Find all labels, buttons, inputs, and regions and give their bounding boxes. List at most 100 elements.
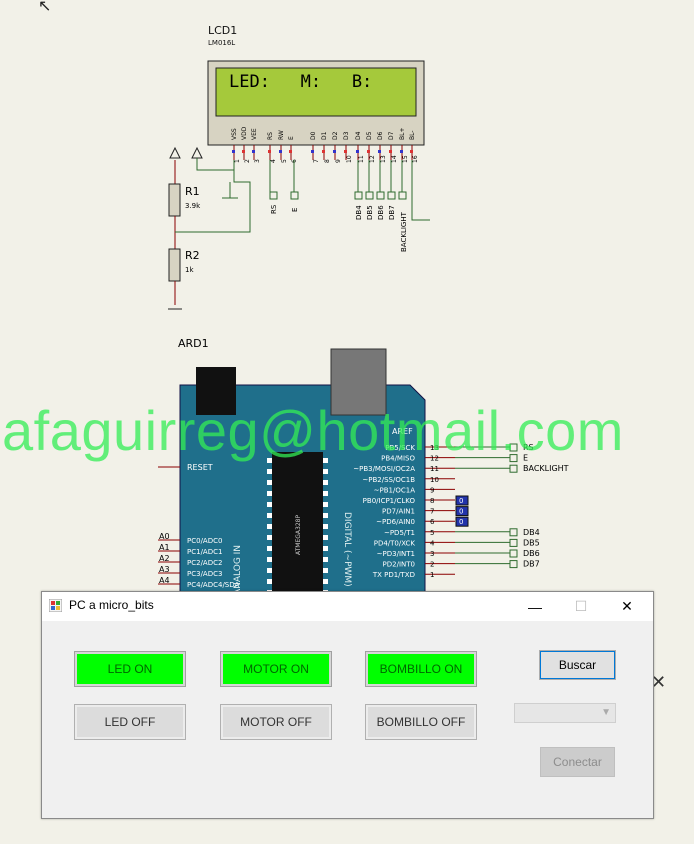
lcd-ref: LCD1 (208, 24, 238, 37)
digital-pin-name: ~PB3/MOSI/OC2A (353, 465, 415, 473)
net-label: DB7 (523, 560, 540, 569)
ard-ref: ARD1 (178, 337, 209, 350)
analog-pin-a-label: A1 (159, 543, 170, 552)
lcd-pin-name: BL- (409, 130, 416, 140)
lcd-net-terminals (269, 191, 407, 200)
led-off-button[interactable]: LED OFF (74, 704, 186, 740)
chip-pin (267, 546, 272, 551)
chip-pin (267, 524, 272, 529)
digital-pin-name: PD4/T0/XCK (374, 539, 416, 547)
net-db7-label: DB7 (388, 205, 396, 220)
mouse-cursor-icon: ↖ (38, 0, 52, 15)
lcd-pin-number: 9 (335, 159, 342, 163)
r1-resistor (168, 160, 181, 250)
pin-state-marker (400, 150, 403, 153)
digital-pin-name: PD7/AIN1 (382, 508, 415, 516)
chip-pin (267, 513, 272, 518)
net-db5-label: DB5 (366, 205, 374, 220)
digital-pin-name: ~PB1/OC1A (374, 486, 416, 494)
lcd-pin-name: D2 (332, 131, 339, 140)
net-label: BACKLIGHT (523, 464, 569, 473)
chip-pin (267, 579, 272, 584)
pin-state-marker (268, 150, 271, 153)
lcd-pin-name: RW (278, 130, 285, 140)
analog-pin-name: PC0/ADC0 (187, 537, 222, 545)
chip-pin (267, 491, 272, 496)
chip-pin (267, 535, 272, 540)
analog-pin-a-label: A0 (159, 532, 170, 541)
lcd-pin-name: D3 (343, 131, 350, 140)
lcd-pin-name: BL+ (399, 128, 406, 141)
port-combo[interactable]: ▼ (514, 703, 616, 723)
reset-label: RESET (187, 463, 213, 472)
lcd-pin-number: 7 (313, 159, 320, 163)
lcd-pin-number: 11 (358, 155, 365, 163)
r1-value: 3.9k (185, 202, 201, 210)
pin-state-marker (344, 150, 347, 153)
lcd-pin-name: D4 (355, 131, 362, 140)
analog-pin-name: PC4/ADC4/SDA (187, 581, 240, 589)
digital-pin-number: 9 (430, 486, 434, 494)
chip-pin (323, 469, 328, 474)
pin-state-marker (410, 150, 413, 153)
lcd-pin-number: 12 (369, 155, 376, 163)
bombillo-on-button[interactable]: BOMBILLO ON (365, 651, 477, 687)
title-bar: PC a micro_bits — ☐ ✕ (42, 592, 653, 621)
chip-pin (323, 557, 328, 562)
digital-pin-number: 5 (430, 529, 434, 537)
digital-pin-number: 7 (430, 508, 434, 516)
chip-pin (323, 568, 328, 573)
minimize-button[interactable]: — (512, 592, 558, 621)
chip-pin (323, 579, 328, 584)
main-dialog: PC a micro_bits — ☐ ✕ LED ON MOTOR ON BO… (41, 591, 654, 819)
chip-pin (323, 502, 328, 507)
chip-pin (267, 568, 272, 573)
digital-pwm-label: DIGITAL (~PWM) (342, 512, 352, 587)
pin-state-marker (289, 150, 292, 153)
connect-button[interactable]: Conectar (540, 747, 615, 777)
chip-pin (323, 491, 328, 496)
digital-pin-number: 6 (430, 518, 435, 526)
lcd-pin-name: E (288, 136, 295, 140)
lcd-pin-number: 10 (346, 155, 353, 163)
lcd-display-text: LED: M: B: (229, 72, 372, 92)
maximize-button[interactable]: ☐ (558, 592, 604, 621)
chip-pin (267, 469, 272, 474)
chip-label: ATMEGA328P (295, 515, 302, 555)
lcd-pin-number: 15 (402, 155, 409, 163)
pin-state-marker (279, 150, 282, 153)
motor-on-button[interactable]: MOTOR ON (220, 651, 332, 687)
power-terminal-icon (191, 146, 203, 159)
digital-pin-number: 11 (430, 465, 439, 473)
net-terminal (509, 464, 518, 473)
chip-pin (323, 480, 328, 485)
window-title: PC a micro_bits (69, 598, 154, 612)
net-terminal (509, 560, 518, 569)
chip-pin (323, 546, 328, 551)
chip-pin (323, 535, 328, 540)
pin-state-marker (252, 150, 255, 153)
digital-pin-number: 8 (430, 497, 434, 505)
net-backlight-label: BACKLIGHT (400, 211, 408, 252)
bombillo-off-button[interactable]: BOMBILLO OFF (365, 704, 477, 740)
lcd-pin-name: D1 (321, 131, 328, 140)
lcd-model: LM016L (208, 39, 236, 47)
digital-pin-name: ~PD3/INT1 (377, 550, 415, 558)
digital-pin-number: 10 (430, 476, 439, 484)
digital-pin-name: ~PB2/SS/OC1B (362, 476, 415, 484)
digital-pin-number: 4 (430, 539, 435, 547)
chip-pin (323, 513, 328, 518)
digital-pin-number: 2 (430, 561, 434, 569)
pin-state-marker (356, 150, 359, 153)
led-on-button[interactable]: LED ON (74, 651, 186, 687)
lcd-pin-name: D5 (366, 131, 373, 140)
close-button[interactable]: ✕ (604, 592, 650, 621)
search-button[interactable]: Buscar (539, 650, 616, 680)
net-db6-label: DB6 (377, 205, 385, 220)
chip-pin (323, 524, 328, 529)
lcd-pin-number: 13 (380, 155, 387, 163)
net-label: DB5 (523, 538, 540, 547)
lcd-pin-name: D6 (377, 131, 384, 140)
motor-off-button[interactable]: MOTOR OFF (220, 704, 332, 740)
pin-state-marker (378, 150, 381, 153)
____________
> Work to be completed: Can you arrange the lines above as a JSON list of strings, with one string per line, leaving out blank lines and the pictures?

> Solution for this exercise:
[
  "Find all labels, buttons, inputs, and regions and give their bounding boxes. List at most 100 elements.",
  "lcd-ref: LCD1 (208, 24, 238, 37)",
  "digital-pin-name: ~PB3/MOSI/OC2A (353, 465, 415, 473)",
  "net-label: DB7 (523, 560, 540, 569)",
  "ard-ref: ARD1 (178, 337, 209, 350)",
  "analog-pin-a-label: A1 (159, 543, 170, 552)",
  "lcd-pin-name: BL- (409, 130, 416, 140)",
  "lcd-net-terminals (269, 191, 407, 200)",
  "led-off-button[interactable]: LED OFF (74, 704, 186, 740)",
  "chip-pin (267, 546, 272, 551)",
  "chip-pin (267, 524, 272, 529)",
  "digital-pin-name: PD4/T0/XCK (374, 539, 416, 547)",
  "net-db7-label: DB7 (388, 205, 396, 220)",
  "mouse-cursor-icon: ↖ (38, 0, 52, 15)",
  "lcd-pin-number: 9 (335, 159, 342, 163)",
  "r1-resistor (168, 160, 181, 250)",
  "pin-state-marker (400, 150, 403, 153)",
  "digital-pin-name: PD7/AIN1 (382, 508, 415, 516)",
  "chip-pin (267, 513, 272, 518)",
  "net-db5-label: DB5 (366, 205, 374, 220)",
  "digital-pin-name: ~PB1/OC1A (374, 486, 416, 494)",
  "lcd-pin-name: D2 (332, 131, 339, 140)",
  "net-label: BACKLIGHT (523, 464, 569, 473)",
  "chip-pin (267, 579, 272, 584)",
  "pin-state-marker (268, 150, 271, 153)",
  "lcd-pin-name: RW (278, 130, 285, 140)",
  "analog-pin-name: PC0/ADC0 (187, 537, 222, 545)",
  "chip-pin (267, 491, 272, 496)",
  "chip-pin (267, 535, 272, 540)",
  "analog-pin-a-label: A0 (159, 532, 170, 541)",
  "lcd-pin-name: D3 (343, 131, 350, 140)",
  "lcd-pin-name: BL+ (399, 128, 406, 141)",
  "port-combo[interactable]: ▼ (514, 703, 616, 723)",
  "reset-label: RESET (187, 463, 213, 472)",
  "lcd-pin-number: 7 (313, 159, 320, 163)",
  "lcd-pin-number: 11 (358, 155, 365, 163)",
  "r1-value: 3.9k (185, 202, 201, 210)",
  "pin-state-marker (344, 150, 347, 153)",
  "lcd-pin-name: D4 (355, 131, 362, 140)",
  "analog-pin-name: PC4/ADC4/SDA (187, 581, 240, 589)",
  "digital-pin-number: 9 (430, 486, 434, 494)",
  "chip-pin (323, 469, 328, 474)",
  "pin-state-marker (410, 150, 413, 153)",
  "lcd-pin-number: 12 (369, 155, 376, 163)",
  "bombillo-on-button[interactable]: BOMBILLO ON (365, 651, 477, 687)",
  "title-bar: PC a micro_bits — ☐ ✕ (42, 592, 653, 621)",
  "chip-pin (323, 557, 328, 562)",
  "digital-pin-number: 5 (430, 529, 434, 537)",
  "digital-pin-number: 7 (430, 508, 434, 516)",
  "chip-pin (323, 568, 328, 573)",
  "minimize-button[interactable]: — (512, 592, 558, 621)",
  "chip-pin (323, 579, 328, 584)",
  "main-dialog: PC a micro_bits — ☐ ✕ LED ON MOTOR ON BO… (41, 591, 654, 819)",
  "chip-pin (323, 502, 328, 507)",
  "chip-pin (267, 568, 272, 573)",
  "digital-pwm-label: DIGITAL (~PWM) (342, 512, 352, 587)",
  "pin-state-marker (289, 150, 292, 153)",
  "connect-button[interactable]: Conectar (540, 747, 615, 777)",
  "chip-pin (323, 491, 328, 496)",
  "digital-pin-number: 6 (430, 518, 435, 526)",
  "lcd-pin-name: E (288, 136, 295, 140)",
  "lcd-pin-number: 10 (346, 155, 353, 163)",
  "lcd-display-text: LED: M: B: (229, 72, 372, 92)",
  "maximize-button[interactable]: ☐ (558, 592, 604, 621)",
  "chip-pin (267, 469, 272, 474)",
  "chip-label: ATMEGA328P (295, 515, 302, 555)",
  "lcd-pin-number: 15 (402, 155, 409, 163)",
  "pin-state-marker (279, 150, 282, 153)",
  "motor-on-button[interactable]: MOTOR ON (220, 651, 332, 687)",
  "power-terminal-icon (191, 146, 203, 159)",
  "digital-pin-number: 11 (430, 465, 439, 473)",
  "net-terminal (509, 464, 518, 473)",
  "chip-pin (323, 480, 328, 485)",
  "window-title: PC a micro_bits (69, 598, 154, 612)",
  "net-terminal (509, 560, 518, 569)",
  "chip-pin (323, 546, 328, 551)",
  "chip-pin (323, 535, 328, 540)",
  "pin-state-marker (252, 150, 255, 153)",
  "digital-pin-number: 8 (430, 497, 434, 505)",
  "net-backlight-label: BACKLIGHT (400, 211, 408, 252)",
  "bombillo-off-button[interactable]: BOMBILLO OFF (365, 704, 477, 740)",
  "lcd-pin-name: D1 (321, 131, 328, 140)",
  "lcd-model: LM016L (208, 39, 236, 47)",
  "digital-pin-name: ~PD3/INT1 (377, 550, 415, 558)",
  "digital-pin-number: 10 (430, 476, 439, 484)",
  "digital-pin-name: ~PB2/SS/OC1B (362, 476, 415, 484)",
  "digital-pin-number: 4 (430, 539, 435, 547)",
  "chip-pin (323, 513, 328, 518)",
  "digital-pin-number: 2 (430, 561, 434, 569)",
  "pin-state-marker (356, 150, 359, 153)",
  "led-on-button[interactable]: LED ON (74, 651, 186, 687)",
  "lcd-pin-name: D5 (366, 131, 373, 140)",
  "close-button[interactable]: ✕ (604, 592, 650, 621)",
  "search-button[interactable]: Buscar (539, 650, 616, 680)",
  "net-db6-label: DB6 (377, 205, 385, 220)",
  "chip-pin (323, 524, 328, 529)",
  "lcd-pin-number: 13 (380, 155, 387, 163)",
  "net-label: DB5 (523, 538, 540, 547)",
  "lcd-pin-name: D6 (377, 131, 384, 140)",
  "motor-off-button[interactable]: MOTOR OFF (220, 704, 332, 740)",
  "pin-state-marker (378, 150, 381, 153)"
]